* Given request
All the data below goes into the copy word for word, but the pictures don't.

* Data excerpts
▬▬▬

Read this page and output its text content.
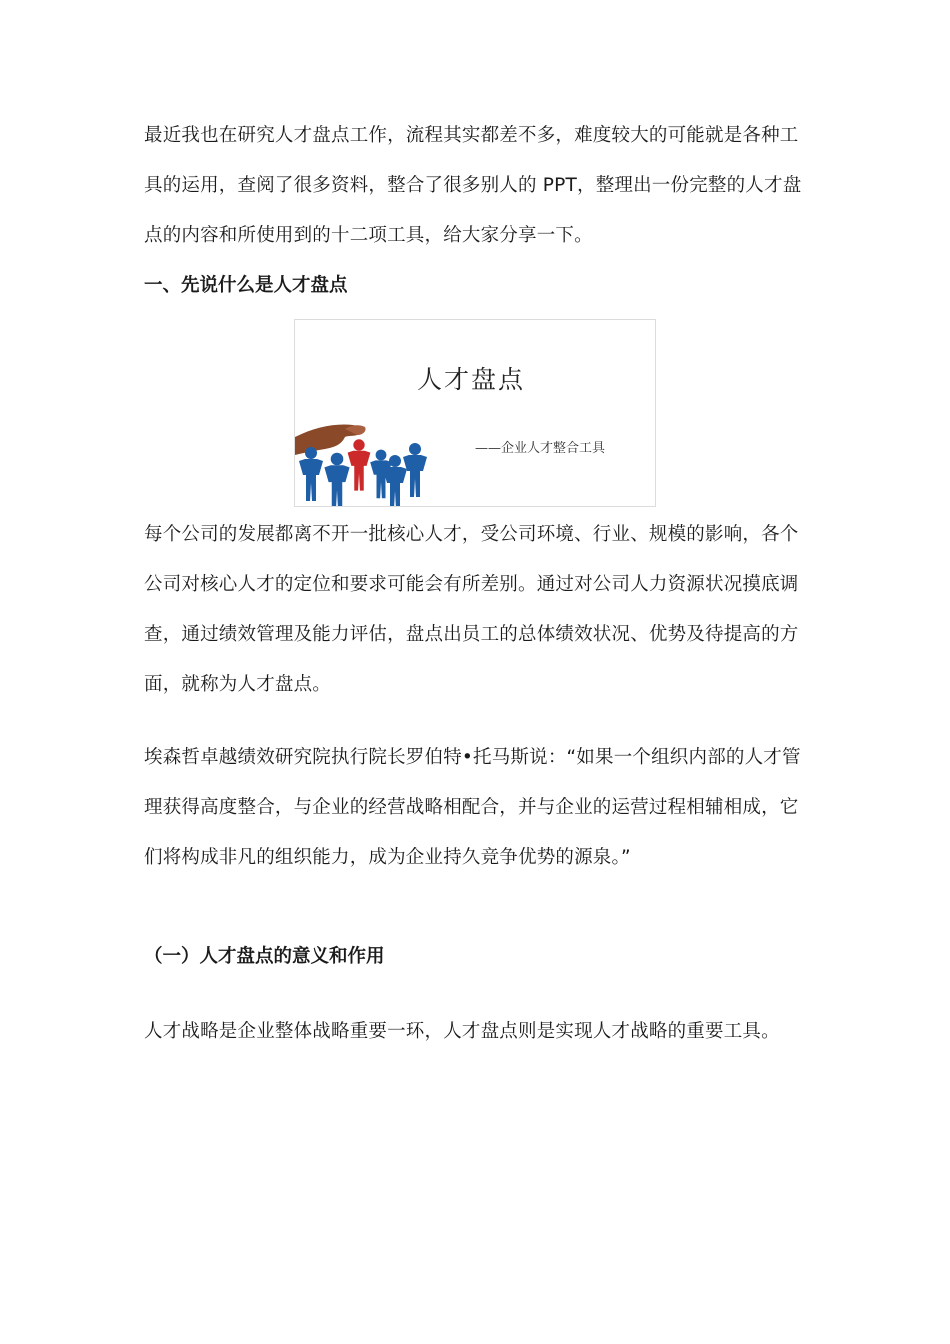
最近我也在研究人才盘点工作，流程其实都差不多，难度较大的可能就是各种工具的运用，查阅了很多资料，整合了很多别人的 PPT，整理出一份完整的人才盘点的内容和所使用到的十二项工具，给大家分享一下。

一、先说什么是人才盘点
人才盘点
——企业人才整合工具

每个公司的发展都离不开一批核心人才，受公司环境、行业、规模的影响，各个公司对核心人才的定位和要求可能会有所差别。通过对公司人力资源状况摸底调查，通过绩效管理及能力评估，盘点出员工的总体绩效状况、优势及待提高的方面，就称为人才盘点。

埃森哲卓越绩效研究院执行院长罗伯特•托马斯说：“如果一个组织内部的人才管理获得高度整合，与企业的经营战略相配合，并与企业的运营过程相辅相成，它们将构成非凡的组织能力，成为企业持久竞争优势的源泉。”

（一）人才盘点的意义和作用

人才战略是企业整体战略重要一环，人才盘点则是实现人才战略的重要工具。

▬▬▬

* Worked solution
Read this page and output its text content.
最近我也在研究人才盘点工作，流程其实都差不多，难度较大的可能就是各种工具的运用，查阅了很多资料，整合了很多别人的 PPT，整理出一份完整的人才盘点的内容和所使用到的十二项工具，给大家分享一下。

一、先说什么是人才盘点
人才盘点
——企业人才整合工具

每个公司的发展都离不开一批核心人才，受公司环境、行业、规模的影响，各个公司对核心人才的定位和要求可能会有所差别。通过对公司人力资源状况摸底调查，通过绩效管理及能力评估，盘点出员工的总体绩效状况、优势及待提高的方面，就称为人才盘点。

埃森哲卓越绩效研究院执行院长罗伯特•托马斯说：“如果一个组织内部的人才管理获得高度整合，与企业的经营战略相配合，并与企业的运营过程相辅相成，它们将构成非凡的组织能力，成为企业持久竞争优势的源泉。”

（一）人才盘点的意义和作用

人才战略是企业整体战略重要一环，人才盘点则是实现人才战略的重要工具。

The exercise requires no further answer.